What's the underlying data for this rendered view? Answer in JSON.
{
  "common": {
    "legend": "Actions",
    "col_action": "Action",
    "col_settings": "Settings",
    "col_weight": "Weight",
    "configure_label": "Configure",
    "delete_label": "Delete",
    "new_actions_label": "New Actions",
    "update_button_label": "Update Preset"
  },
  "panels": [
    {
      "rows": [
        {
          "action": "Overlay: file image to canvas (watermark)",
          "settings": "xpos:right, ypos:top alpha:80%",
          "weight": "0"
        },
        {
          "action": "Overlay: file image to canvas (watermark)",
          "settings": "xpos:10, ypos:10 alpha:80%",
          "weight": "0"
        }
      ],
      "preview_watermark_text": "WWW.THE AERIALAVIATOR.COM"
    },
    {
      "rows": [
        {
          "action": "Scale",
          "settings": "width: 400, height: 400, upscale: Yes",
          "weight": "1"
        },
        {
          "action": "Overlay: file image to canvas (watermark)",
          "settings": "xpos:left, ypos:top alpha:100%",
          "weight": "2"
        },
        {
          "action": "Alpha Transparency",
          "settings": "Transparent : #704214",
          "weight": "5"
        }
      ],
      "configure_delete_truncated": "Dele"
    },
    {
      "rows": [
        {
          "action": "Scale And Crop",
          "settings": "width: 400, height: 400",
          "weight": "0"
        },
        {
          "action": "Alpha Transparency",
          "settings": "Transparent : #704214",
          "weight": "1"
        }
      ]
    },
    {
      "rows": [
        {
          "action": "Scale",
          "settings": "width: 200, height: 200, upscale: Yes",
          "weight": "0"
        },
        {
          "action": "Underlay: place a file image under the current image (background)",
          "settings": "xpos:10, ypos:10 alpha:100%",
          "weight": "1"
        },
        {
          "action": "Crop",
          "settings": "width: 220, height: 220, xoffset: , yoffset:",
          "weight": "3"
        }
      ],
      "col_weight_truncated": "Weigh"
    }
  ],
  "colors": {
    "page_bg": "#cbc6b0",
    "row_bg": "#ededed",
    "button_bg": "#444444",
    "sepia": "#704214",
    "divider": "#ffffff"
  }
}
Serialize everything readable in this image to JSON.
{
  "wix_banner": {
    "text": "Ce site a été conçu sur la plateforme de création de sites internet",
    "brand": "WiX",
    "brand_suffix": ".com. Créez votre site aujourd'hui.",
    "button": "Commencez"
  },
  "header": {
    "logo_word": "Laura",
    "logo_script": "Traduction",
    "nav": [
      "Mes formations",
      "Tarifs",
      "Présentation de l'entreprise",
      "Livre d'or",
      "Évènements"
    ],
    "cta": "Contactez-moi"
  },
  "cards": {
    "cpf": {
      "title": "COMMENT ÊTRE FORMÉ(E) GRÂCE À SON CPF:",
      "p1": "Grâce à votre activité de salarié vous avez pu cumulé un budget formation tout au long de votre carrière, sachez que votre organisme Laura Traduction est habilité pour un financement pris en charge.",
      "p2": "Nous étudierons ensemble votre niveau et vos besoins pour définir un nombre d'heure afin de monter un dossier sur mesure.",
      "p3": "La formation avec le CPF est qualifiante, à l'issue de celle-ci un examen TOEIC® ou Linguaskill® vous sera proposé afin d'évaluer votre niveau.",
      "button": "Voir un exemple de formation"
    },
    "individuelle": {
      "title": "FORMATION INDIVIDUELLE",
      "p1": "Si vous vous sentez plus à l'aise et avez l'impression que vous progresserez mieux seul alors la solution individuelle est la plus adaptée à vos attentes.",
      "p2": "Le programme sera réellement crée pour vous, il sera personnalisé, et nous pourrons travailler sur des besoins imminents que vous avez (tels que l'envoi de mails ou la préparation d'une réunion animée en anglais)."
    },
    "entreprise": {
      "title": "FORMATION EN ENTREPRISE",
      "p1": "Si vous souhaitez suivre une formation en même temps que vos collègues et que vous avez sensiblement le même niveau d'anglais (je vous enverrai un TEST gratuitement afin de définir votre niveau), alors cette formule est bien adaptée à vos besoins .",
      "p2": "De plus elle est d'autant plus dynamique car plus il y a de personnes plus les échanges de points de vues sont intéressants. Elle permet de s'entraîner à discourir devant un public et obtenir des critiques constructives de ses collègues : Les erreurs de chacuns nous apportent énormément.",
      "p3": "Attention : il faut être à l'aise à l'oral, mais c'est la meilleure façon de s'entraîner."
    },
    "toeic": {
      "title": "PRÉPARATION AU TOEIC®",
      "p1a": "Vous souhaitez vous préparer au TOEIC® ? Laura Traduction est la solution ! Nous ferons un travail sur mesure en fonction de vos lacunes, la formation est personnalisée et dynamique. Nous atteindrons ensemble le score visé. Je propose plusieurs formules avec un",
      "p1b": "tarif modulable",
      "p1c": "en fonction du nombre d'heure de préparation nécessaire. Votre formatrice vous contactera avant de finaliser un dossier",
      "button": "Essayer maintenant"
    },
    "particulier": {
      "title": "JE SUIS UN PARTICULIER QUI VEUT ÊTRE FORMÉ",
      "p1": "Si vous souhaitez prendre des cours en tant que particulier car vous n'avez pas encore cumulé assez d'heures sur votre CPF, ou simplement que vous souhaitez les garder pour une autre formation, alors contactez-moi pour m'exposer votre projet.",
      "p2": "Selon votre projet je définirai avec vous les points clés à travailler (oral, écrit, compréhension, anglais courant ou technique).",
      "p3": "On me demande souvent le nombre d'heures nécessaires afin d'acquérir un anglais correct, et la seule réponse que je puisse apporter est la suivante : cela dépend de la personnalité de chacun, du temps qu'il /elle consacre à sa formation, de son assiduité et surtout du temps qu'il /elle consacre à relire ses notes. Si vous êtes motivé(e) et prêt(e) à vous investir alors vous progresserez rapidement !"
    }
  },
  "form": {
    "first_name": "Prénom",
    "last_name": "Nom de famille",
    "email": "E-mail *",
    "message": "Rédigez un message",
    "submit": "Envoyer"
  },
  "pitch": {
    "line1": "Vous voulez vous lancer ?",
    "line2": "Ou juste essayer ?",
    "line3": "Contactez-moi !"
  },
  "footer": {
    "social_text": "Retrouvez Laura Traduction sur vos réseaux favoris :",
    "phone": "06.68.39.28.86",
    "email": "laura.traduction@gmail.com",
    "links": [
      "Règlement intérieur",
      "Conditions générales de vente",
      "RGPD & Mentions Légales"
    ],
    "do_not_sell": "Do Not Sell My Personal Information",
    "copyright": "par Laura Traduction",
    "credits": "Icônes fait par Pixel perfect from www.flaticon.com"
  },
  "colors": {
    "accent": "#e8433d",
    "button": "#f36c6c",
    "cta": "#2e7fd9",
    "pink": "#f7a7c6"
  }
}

___

# EXERCISE GOAL
Repeat each record exactly, leaving nothing out.

# REPLY TO THE EXERCISE
What's the underlying data for this rendered view? Answer in JSON.
{
  "common": {
    "legend": "Actions",
    "col_action": "Action",
    "col_settings": "Settings",
    "col_weight": "Weight",
    "configure_label": "Configure",
    "delete_label": "Delete",
    "new_actions_label": "New Actions",
    "update_button_label": "Update Preset"
  },
  "panels": [
    {
      "rows": [
        {
          "action": "Overlay: file image to canvas (watermark)",
          "settings": "xpos:right, ypos:top alpha:80%",
          "weight": "0"
        },
        {
          "action": "Overlay: file image to canvas (watermark)",
          "settings": "xpos:10, ypos:10 alpha:80%",
          "weight": "0"
        }
      ],
      "preview_watermark_text": "WWW.THE AERIALAVIATOR.COM"
    },
    {
      "rows": [
        {
          "action": "Scale",
          "settings": "width: 400, height: 400, upscale: Yes",
          "weight": "1"
        },
        {
          "action": "Overlay: file image to canvas (watermark)",
          "settings": "xpos:left, ypos:top alpha:100%",
          "weight": "2"
        },
        {
          "action": "Alpha Transparency",
          "settings": "Transparent : #704214",
          "weight": "5"
        }
      ],
      "configure_delete_truncated": "Dele"
    },
    {
      "rows": [
        {
          "action": "Scale And Crop",
          "settings": "width: 400, height: 400",
          "weight": "0"
        },
        {
          "action": "Alpha Transparency",
          "settings": "Transparent : #704214",
          "weight": "1"
        }
      ]
    },
    {
      "rows": [
        {
          "action": "Scale",
          "settings": "width: 200, height: 200, upscale: Yes",
          "weight": "0"
        },
        {
          "action": "Underlay: place a file image under the current image (background)",
          "settings": "xpos:10, ypos:10 alpha:100%",
          "weight": "1"
        },
        {
          "action": "Crop",
          "settings": "width: 220, height: 220, xoffset: , yoffset:",
          "weight": "3"
        }
      ],
      "col_weight_truncated": "Weigh"
    }
  ],
  "colors": {
    "page_bg": "#cbc6b0",
    "row_bg": "#ededed",
    "button_bg": "#444444",
    "sepia": "#704214",
    "divider": "#ffffff"
  }
}
Serialize everything readable in this image to JSON.
{
  "wix_banner": {
    "text": "Ce site a été conçu sur la plateforme de création de sites internet",
    "brand": "WiX",
    "brand_suffix": ".com. Créez votre site aujourd'hui.",
    "button": "Commencez"
  },
  "header": {
    "logo_word": "Laura",
    "logo_script": "Traduction",
    "nav": [
      "Mes formations",
      "Tarifs",
      "Présentation de l'entreprise",
      "Livre d'or",
      "Évènements"
    ],
    "cta": "Contactez-moi"
  },
  "cards": {
    "cpf": {
      "title": "COMMENT ÊTRE FORMÉ(E) GRÂCE À SON CPF:",
      "p1": "Grâce à votre activité de salarié vous avez pu cumulé un budget formation tout au long de votre carrière, sachez que votre organisme Laura Traduction est habilité pour un financement pris en charge.",
      "p2": "Nous étudierons ensemble votre niveau et vos besoins pour définir un nombre d'heure afin de monter un dossier sur mesure.",
      "p3": "La formation avec le CPF est qualifiante, à l'issue de celle-ci un examen TOEIC® ou Linguaskill® vous sera proposé afin d'évaluer votre niveau.",
      "button": "Voir un exemple de formation"
    },
    "individuelle": {
      "title": "FORMATION INDIVIDUELLE",
      "p1": "Si vous vous sentez plus à l'aise et avez l'impression que vous progresserez mieux seul alors la solution individuelle est la plus adaptée à vos attentes.",
      "p2": "Le programme sera réellement crée pour vous, il sera personnalisé, et nous pourrons travailler sur des besoins imminents que vous avez (tels que l'envoi de mails ou la préparation d'une réunion animée en anglais)."
    },
    "entreprise": {
      "title": "FORMATION EN ENTREPRISE",
      "p1": "Si vous souhaitez suivre une formation en même temps que vos collègues et que vous avez sensiblement le même niveau d'anglais (je vous enverrai un TEST gratuitement afin de définir votre niveau), alors cette formule est bien adaptée à vos besoins .",
      "p2": "De plus elle est d'autant plus dynamique car plus il y a de personnes plus les échanges de points de vues sont intéressants. Elle permet de s'entraîner à discourir devant un public et obtenir des critiques constructives de ses collègues : Les erreurs de chacuns nous apportent énormément.",
      "p3": "Attention : il faut être à l'aise à l'oral, mais c'est la meilleure façon de s'entraîner."
    },
    "toeic": {
      "title": "PRÉPARATION AU TOEIC®",
      "p1a": "Vous souhaitez vous préparer au TOEIC® ? Laura Traduction est la solution ! Nous ferons un travail sur mesure en fonction de vos lacunes, la formation est personnalisée et dynamique. Nous atteindrons ensemble le score visé. Je propose plusieurs formules avec un",
      "p1b": "tarif modulable",
      "p1c": "en fonction du nombre d'heure de préparation nécessaire. Votre formatrice vous contactera avant de finaliser un dossier",
      "button": "Essayer maintenant"
    },
    "particulier": {
      "title": "JE SUIS UN PARTICULIER QUI VEUT ÊTRE FORMÉ",
      "p1": "Si vous souhaitez prendre des cours en tant que particulier car vous n'avez pas encore cumulé assez d'heures sur votre CPF, ou simplement que vous souhaitez les garder pour une autre formation, alors contactez-moi pour m'exposer votre projet.",
      "p2": "Selon votre projet je définirai avec vous les points clés à travailler (oral, écrit, compréhension, anglais courant ou technique).",
      "p3": "On me demande souvent le nombre d'heures nécessaires afin d'acquérir un anglais correct, et la seule réponse que je puisse apporter est la suivante : cela dépend de la personnalité de chacun, du temps qu'il /elle consacre à sa formation, de son assiduité et surtout du temps qu'il /elle consacre à relire ses notes. Si vous êtes motivé(e) et prêt(e) à vous investir alors vous progresserez rapidement !"
    }
  },
  "form": {
    "first_name": "Prénom",
    "last_name": "Nom de famille",
    "email": "E-mail *",
    "message": "Rédigez un message",
    "submit": "Envoyer"
  },
  "pitch": {
    "line1": "Vous voulez vous lancer ?",
    "line2": "Ou juste essayer ?",
    "line3": "Contactez-moi !"
  },
  "footer": {
    "social_text": "Retrouvez Laura Traduction sur vos réseaux favoris :",
    "phone": "06.68.39.28.86",
    "email": "laura.traduction@gmail.com",
    "links": [
      "Règlement intérieur",
      "Conditions générales de vente",
      "RGPD & Mentions Légales"
    ],
    "do_not_sell": "Do Not Sell My Personal Information",
    "copyright": "par Laura Traduction",
    "credits": "Icônes fait par Pixel perfect from www.flaticon.com"
  },
  "colors": {
    "accent": "#e8433d",
    "button": "#f36c6c",
    "cta": "#2e7fd9",
    "pink": "#f7a7c6"
  }
}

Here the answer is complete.